● Problem details: All the data should come back exactly as it was given.

● Stored records:
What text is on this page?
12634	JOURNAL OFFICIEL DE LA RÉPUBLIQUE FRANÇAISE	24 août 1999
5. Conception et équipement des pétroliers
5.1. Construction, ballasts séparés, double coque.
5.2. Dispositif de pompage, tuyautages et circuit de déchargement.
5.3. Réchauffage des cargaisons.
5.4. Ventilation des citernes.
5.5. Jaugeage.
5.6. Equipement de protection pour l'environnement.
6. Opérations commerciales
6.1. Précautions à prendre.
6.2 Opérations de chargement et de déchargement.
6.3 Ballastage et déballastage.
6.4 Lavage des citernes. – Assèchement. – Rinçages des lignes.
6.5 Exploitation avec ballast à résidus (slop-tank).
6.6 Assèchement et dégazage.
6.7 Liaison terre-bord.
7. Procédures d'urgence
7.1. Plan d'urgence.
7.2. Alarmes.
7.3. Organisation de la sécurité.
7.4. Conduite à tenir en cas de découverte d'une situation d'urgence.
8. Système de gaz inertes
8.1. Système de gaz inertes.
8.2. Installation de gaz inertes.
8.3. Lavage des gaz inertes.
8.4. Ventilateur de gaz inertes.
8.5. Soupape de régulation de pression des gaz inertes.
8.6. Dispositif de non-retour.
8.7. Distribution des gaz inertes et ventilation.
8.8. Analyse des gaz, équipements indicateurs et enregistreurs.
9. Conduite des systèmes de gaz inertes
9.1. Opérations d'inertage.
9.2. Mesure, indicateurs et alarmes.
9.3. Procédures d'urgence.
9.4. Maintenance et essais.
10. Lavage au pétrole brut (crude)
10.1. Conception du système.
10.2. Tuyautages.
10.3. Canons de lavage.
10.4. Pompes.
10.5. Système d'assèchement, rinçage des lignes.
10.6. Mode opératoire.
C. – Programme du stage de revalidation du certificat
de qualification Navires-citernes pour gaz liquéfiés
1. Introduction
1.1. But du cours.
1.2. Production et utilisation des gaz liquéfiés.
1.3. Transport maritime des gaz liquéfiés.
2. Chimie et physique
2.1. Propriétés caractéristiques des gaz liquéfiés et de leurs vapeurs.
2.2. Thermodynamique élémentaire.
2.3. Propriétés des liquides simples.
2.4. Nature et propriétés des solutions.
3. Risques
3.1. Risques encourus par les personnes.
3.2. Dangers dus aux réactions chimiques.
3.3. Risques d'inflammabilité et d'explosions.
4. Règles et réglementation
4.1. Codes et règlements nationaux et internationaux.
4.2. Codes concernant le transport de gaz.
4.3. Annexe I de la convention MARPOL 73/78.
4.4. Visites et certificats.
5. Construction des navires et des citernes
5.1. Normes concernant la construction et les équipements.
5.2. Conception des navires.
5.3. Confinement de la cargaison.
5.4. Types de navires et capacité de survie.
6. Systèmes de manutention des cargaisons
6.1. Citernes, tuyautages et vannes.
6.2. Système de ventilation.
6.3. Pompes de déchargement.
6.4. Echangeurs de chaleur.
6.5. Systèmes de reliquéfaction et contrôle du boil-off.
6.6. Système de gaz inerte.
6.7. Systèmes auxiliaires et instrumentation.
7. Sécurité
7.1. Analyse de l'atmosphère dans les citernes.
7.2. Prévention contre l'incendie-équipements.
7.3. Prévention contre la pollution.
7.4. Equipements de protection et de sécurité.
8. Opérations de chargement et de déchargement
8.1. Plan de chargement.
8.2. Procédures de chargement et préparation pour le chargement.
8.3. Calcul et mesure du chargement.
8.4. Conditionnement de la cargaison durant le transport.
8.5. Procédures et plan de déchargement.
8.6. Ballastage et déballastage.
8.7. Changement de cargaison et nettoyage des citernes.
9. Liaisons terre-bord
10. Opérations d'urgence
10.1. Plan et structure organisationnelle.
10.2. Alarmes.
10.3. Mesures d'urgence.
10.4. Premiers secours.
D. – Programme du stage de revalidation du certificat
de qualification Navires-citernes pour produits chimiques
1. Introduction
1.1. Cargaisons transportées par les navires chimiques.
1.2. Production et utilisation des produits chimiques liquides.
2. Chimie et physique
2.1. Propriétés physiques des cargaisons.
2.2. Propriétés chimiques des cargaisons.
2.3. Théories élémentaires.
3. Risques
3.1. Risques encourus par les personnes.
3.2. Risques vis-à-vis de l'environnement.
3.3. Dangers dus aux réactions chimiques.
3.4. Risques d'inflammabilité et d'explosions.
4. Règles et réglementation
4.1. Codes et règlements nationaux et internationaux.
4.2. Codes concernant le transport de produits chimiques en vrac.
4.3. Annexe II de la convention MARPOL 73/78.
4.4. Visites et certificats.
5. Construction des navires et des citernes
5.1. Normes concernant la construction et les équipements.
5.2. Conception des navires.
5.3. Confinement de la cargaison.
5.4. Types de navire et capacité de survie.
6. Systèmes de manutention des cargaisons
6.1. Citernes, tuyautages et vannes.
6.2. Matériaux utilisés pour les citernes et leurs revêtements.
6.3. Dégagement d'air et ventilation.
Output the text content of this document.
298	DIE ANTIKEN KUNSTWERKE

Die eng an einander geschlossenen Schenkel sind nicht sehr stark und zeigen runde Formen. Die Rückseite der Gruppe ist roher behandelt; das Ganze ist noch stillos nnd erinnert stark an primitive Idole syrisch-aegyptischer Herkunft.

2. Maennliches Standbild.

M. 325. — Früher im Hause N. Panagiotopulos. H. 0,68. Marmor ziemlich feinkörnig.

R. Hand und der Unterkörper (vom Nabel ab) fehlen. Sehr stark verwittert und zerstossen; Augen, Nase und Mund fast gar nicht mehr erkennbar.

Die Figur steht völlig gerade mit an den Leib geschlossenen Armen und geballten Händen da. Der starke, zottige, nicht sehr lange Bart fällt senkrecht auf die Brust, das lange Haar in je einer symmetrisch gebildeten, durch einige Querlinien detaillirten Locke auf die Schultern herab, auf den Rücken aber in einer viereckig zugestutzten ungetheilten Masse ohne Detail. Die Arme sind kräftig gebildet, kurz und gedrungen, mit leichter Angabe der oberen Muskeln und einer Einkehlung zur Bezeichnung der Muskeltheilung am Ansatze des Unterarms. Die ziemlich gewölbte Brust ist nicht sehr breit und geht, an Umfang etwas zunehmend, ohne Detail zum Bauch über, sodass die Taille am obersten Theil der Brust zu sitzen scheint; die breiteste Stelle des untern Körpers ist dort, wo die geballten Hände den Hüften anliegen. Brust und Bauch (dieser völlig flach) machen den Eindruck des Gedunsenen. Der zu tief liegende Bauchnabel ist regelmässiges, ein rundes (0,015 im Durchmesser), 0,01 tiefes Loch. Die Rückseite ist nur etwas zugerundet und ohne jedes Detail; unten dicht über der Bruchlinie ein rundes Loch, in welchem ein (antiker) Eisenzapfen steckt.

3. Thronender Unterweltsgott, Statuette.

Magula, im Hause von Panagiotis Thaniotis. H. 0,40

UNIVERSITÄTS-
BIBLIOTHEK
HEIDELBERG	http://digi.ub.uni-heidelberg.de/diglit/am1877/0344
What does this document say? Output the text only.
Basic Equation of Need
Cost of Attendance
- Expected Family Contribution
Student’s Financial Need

● Exercise output:
What text is on this page?
12634	JOURNAL OFFICIEL DE LA RÉPUBLIQUE FRANÇAISE	24 août 1999
5. Conception et équipement des pétroliers
5.1. Construction, ballasts séparés, double coque.
5.2. Dispositif de pompage, tuyautages et circuit de déchargement.
5.3. Réchauffage des cargaisons.
5.4. Ventilation des citernes.
5.5. Jaugeage.
5.6. Equipement de protection pour l'environnement.
6. Opérations commerciales
6.1. Précautions à prendre.
6.2 Opérations de chargement et de déchargement.
6.3 Ballastage et déballastage.
6.4 Lavage des citernes. – Assèchement. – Rinçages des lignes.
6.5 Exploitation avec ballast à résidus (slop-tank).
6.6 Assèchement et dégazage.
6.7 Liaison terre-bord.
7. Procédures d'urgence
7.1. Plan d'urgence.
7.2. Alarmes.
7.3. Organisation de la sécurité.
7.4. Conduite à tenir en cas de découverte d'une situation d'urgence.
8. Système de gaz inertes
8.1. Système de gaz inertes.
8.2. Installation de gaz inertes.
8.3. Lavage des gaz inertes.
8.4. Ventilateur de gaz inertes.
8.5. Soupape de régulation de pression des gaz inertes.
8.6. Dispositif de non-retour.
8.7. Distribution des gaz inertes et ventilation.
8.8. Analyse des gaz, équipements indicateurs et enregistreurs.
9. Conduite des systèmes de gaz inertes
9.1. Opérations d'inertage.
9.2. Mesure, indicateurs et alarmes.
9.3. Procédures d'urgence.
9.4. Maintenance et essais.
10. Lavage au pétrole brut (crude)
10.1. Conception du système.
10.2. Tuyautages.
10.3. Canons de lavage.
10.4. Pompes.
10.5. Système d'assèchement, rinçage des lignes.
10.6. Mode opératoire.
C. – Programme du stage de revalidation du certificat
de qualification Navires-citernes pour gaz liquéfiés
1. Introduction
1.1. But du cours.
1.2. Production et utilisation des gaz liquéfiés.
1.3. Transport maritime des gaz liquéfiés.
2. Chimie et physique
2.1. Propriétés caractéristiques des gaz liquéfiés et de leurs vapeurs.
2.2. Thermodynamique élémentaire.
2.3. Propriétés des liquides simples.
2.4. Nature et propriétés des solutions.
3. Risques
3.1. Risques encourus par les personnes.
3.2. Dangers dus aux réactions chimiques.
3.3. Risques d'inflammabilité et d'explosions.
4. Règles et réglementation
4.1. Codes et règlements nationaux et internationaux.
4.2. Codes concernant le transport de gaz.
4.3. Annexe I de la convention MARPOL 73/78.
4.4. Visites et certificats.
5. Construction des navires et des citernes
5.1. Normes concernant la construction et les équipements.
5.2. Conception des navires.
5.3. Confinement de la cargaison.
5.4. Types de navires et capacité de survie.
6. Systèmes de manutention des cargaisons
6.1. Citernes, tuyautages et vannes.
6.2. Système de ventilation.
6.3. Pompes de déchargement.
6.4. Echangeurs de chaleur.
6.5. Systèmes de reliquéfaction et contrôle du boil-off.
6.6. Système de gaz inerte.
6.7. Systèmes auxiliaires et instrumentation.
7. Sécurité
7.1. Analyse de l'atmosphère dans les citernes.
7.2. Prévention contre l'incendie-équipements.
7.3. Prévention contre la pollution.
7.4. Equipements de protection et de sécurité.
8. Opérations de chargement et de déchargement
8.1. Plan de chargement.
8.2. Procédures de chargement et préparation pour le chargement.
8.3. Calcul et mesure du chargement.
8.4. Conditionnement de la cargaison durant le transport.
8.5. Procédures et plan de déchargement.
8.6. Ballastage et déballastage.
8.7. Changement de cargaison et nettoyage des citernes.
9. Liaisons terre-bord
10. Opérations d'urgence
10.1. Plan et structure organisationnelle.
10.2. Alarmes.
10.3. Mesures d'urgence.
10.4. Premiers secours.
D. – Programme du stage de revalidation du certificat
de qualification Navires-citernes pour produits chimiques
1. Introduction
1.1. Cargaisons transportées par les navires chimiques.
1.2. Production et utilisation des produits chimiques liquides.
2. Chimie et physique
2.1. Propriétés physiques des cargaisons.
2.2. Propriétés chimiques des cargaisons.
2.3. Théories élémentaires.
3. Risques
3.1. Risques encourus par les personnes.
3.2. Risques vis-à-vis de l'environnement.
3.3. Dangers dus aux réactions chimiques.
3.4. Risques d'inflammabilité et d'explosions.
4. Règles et réglementation
4.1. Codes et règlements nationaux et internationaux.
4.2. Codes concernant le transport de produits chimiques en vrac.
4.3. Annexe II de la convention MARPOL 73/78.
4.4. Visites et certificats.
5. Construction des navires et des citernes
5.1. Normes concernant la construction et les équipements.
5.2. Conception des navires.
5.3. Confinement de la cargaison.
5.4. Types de navire et capacité de survie.
6. Systèmes de manutention des cargaisons
6.1. Citernes, tuyautages et vannes.
6.2. Matériaux utilisés pour les citernes et leurs revêtements.
6.3. Dégagement d'air et ventilation.
Output the text content of this document.
298	DIE ANTIKEN KUNSTWERKE

Die eng an einander geschlossenen Schenkel sind nicht sehr stark und zeigen runde Formen. Die Rückseite der Gruppe ist roher behandelt; das Ganze ist noch stillos nnd erinnert stark an primitive Idole syrisch-aegyptischer Herkunft.

2. Maennliches Standbild.

M. 325. — Früher im Hause N. Panagiotopulos. H. 0,68. Marmor ziemlich feinkörnig.

R. Hand und der Unterkörper (vom Nabel ab) fehlen. Sehr stark verwittert und zerstossen; Augen, Nase und Mund fast gar nicht mehr erkennbar.

Die Figur steht völlig gerade mit an den Leib geschlossenen Armen und geballten Händen da. Der starke, zottige, nicht sehr lange Bart fällt senkrecht auf die Brust, das lange Haar in je einer symmetrisch gebildeten, durch einige Querlinien detaillirten Locke auf die Schultern herab, auf den Rücken aber in einer viereckig zugestutzten ungetheilten Masse ohne Detail. Die Arme sind kräftig gebildet, kurz und gedrungen, mit leichter Angabe der oberen Muskeln und einer Einkehlung zur Bezeichnung der Muskeltheilung am Ansatze des Unterarms. Die ziemlich gewölbte Brust ist nicht sehr breit und geht, an Umfang etwas zunehmend, ohne Detail zum Bauch über, sodass die Taille am obersten Theil der Brust zu sitzen scheint; die breiteste Stelle des untern Körpers ist dort, wo die geballten Hände den Hüften anliegen. Brust und Bauch (dieser völlig flach) machen den Eindruck des Gedunsenen. Der zu tief liegende Bauchnabel ist regelmässiges, ein rundes (0,015 im Durchmesser), 0,01 tiefes Loch. Die Rückseite ist nur etwas zugerundet und ohne jedes Detail; unten dicht über der Bruchlinie ein rundes Loch, in welchem ein (antiker) Eisenzapfen steckt.

3. Thronender Unterweltsgott, Statuette.

Magula, im Hause von Panagiotis Thaniotis. H. 0,40

UNIVERSITÄTS-
BIBLIOTHEK
HEIDELBERG	http://digi.ub.uni-heidelberg.de/diglit/am1877/0344
What does this document say? Output the text only.
Basic Equation of Need
Cost of Attendance
- Expected Family Contribution
Student’s Financial Need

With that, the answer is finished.